Copy the data word for word, keeping every line.

→ **STORED ROWS**:
___
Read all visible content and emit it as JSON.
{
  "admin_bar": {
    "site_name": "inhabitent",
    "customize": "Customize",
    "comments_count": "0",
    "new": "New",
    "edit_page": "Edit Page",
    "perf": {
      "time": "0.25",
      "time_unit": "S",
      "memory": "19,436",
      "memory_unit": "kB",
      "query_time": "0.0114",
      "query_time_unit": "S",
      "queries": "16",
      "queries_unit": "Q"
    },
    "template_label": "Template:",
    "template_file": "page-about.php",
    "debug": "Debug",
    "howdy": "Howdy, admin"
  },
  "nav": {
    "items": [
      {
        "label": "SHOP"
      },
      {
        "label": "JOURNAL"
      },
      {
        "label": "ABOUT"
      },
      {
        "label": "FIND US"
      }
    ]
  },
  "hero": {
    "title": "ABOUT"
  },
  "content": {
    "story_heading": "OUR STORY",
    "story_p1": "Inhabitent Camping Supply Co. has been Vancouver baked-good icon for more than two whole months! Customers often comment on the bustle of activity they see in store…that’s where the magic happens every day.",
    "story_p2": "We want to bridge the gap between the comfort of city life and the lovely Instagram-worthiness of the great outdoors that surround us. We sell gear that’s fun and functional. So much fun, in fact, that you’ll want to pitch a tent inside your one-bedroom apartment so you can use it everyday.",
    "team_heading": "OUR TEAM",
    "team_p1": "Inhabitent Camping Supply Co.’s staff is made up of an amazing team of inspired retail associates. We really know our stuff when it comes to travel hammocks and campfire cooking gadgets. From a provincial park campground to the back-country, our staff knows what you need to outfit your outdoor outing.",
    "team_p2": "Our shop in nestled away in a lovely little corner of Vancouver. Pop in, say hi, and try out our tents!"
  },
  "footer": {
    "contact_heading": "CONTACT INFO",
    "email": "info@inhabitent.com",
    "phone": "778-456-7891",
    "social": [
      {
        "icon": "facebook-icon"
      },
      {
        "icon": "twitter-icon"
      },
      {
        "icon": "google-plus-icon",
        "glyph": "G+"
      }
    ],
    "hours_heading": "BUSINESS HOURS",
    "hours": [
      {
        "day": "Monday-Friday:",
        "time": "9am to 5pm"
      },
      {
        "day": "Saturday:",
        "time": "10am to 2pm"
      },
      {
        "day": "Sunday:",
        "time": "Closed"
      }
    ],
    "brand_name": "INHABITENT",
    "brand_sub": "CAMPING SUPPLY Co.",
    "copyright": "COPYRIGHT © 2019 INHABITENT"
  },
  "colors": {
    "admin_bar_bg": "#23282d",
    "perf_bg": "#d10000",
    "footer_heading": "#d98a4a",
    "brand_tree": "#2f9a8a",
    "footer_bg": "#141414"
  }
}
___
→ **SOLUTION TO THE EXERCISE**:
Read all visible content and emit it as JSON.
{
  "admin_bar": {
    "site_name": "inhabitent",
    "customize": "Customize",
    "comments_count": "0",
    "new": "New",
    "edit_page": "Edit Page",
    "perf": {
      "time": "0.25",
      "time_unit": "S",
      "memory": "19,436",
      "memory_unit": "kB",
      "query_time": "0.0114",
      "query_time_unit": "S",
      "queries": "16",
      "queries_unit": "Q"
    },
    "template_label": "Template:",
    "template_file": "page-about.php",
    "debug": "Debug",
    "howdy": "Howdy, admin"
  },
  "nav": {
    "items": [
      {
        "label": "SHOP"
      },
      {
        "label": "JOURNAL"
      },
      {
        "label": "ABOUT"
      },
      {
        "label": "FIND US"
      }
    ]
  },
  "hero": {
    "title": "ABOUT"
  },
  "content": {
    "story_heading": "OUR STORY",
    "story_p1": "Inhabitent Camping Supply Co. has been Vancouver baked-good icon for more than two whole months! Customers often comment on the bustle of activity they see in store…that’s where the magic happens every day.",
    "story_p2": "We want to bridge the gap between the comfort of city life and the lovely Instagram-worthiness of the great outdoors that surround us. We sell gear that’s fun and functional. So much fun, in fact, that you’ll want to pitch a tent inside your one-bedroom apartment so you can use it everyday.",
    "team_heading": "OUR TEAM",
    "team_p1": "Inhabitent Camping Supply Co.’s staff is made up of an amazing team of inspired retail associates. We really know our stuff when it comes to travel hammocks and campfire cooking gadgets. From a provincial park campground to the back-country, our staff knows what you need to outfit your outdoor outing.",
    "team_p2": "Our shop in nestled away in a lovely little corner of Vancouver. Pop in, say hi, and try out our tents!"
  },
  "footer": {
    "contact_heading": "CONTACT INFO",
    "email": "info@inhabitent.com",
    "phone": "778-456-7891",
    "social": [
      {
        "icon": "facebook-icon"
      },
      {
        "icon": "twitter-icon"
      },
      {
        "icon": "google-plus-icon",
        "glyph": "G+"
      }
    ],
    "hours_heading": "BUSINESS HOURS",
    "hours": [
      {
        "day": "Monday-Friday:",
        "time": "9am to 5pm"
      },
      {
        "day": "Saturday:",
        "time": "10am to 2pm"
      },
      {
        "day": "Sunday:",
        "time": "Closed"
      }
    ],
    "brand_name": "INHABITENT",
    "brand_sub": "CAMPING SUPPLY Co.",
    "copyright": "COPYRIGHT © 2019 INHABITENT"
  },
  "colors": {
    "admin_bar_bg": "#23282d",
    "perf_bg": "#d10000",
    "footer_heading": "#d98a4a",
    "brand_tree": "#2f9a8a",
    "footer_bg": "#141414"
  }
}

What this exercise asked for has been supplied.